**EXERCISE:** Write out each line beneath this one exactly as it reads.

**EXERCISE INPUT:**
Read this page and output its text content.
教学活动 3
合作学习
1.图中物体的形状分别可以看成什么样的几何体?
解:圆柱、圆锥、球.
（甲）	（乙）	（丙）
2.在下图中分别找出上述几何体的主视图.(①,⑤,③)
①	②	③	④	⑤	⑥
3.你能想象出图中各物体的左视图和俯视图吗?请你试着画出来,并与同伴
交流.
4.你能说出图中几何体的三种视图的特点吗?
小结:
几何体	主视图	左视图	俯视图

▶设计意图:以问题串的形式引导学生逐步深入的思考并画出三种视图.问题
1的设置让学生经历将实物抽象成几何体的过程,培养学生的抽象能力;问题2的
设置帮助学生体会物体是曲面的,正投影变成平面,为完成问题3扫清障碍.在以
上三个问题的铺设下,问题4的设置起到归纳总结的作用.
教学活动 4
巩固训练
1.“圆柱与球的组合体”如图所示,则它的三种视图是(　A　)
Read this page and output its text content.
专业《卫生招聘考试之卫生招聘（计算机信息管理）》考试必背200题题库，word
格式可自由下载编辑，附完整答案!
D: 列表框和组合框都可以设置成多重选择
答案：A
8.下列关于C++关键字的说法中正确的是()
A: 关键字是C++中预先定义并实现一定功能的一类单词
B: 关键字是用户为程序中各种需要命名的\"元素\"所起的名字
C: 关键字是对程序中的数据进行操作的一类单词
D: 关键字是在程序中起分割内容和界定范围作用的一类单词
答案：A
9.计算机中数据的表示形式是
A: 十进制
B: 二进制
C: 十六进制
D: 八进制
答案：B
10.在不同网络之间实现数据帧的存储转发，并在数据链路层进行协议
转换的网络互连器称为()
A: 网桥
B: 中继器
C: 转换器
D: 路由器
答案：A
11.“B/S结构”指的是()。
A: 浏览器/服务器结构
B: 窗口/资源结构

**COMPLETE RESPONSE:**
Read this page and output its text content.
教学活动 3
合作学习
1.图中物体的形状分别可以看成什么样的几何体?
解:圆柱、圆锥、球.
（甲）	（乙）	（丙）
2.在下图中分别找出上述几何体的主视图.(①,⑤,③)
①	②	③	④	⑤	⑥
3.你能想象出图中各物体的左视图和俯视图吗?请你试着画出来,并与同伴
交流.
4.你能说出图中几何体的三种视图的特点吗?
小结:
几何体	主视图	左视图	俯视图

▶设计意图:以问题串的形式引导学生逐步深入的思考并画出三种视图.问题
1的设置让学生经历将实物抽象成几何体的过程,培养学生的抽象能力;问题2的
设置帮助学生体会物体是曲面的,正投影变成平面,为完成问题3扫清障碍.在以
上三个问题的铺设下,问题4的设置起到归纳总结的作用.
教学活动 4
巩固训练
1.“圆柱与球的组合体”如图所示,则它的三种视图是(　A　)
Read this page and output its text content.
专业《卫生招聘考试之卫生招聘（计算机信息管理）》考试必背200题题库，word
格式可自由下载编辑，附完整答案!
D: 列表框和组合框都可以设置成多重选择
答案：A
8.下列关于C++关键字的说法中正确的是()
A: 关键字是C++中预先定义并实现一定功能的一类单词
B: 关键字是用户为程序中各种需要命名的\"元素\"所起的名字
C: 关键字是对程序中的数据进行操作的一类单词
D: 关键字是在程序中起分割内容和界定范围作用的一类单词
答案：A
9.计算机中数据的表示形式是
A: 十进制
B: 二进制
C: 十六进制
D: 八进制
答案：B
10.在不同网络之间实现数据帧的存储转发，并在数据链路层进行协议
转换的网络互连器称为()
A: 网桥
B: 中继器
C: 转换器
D: 路由器
答案：A
11.“B/S结构”指的是()。
A: 浏览器/服务器结构
B: 窗口/资源结构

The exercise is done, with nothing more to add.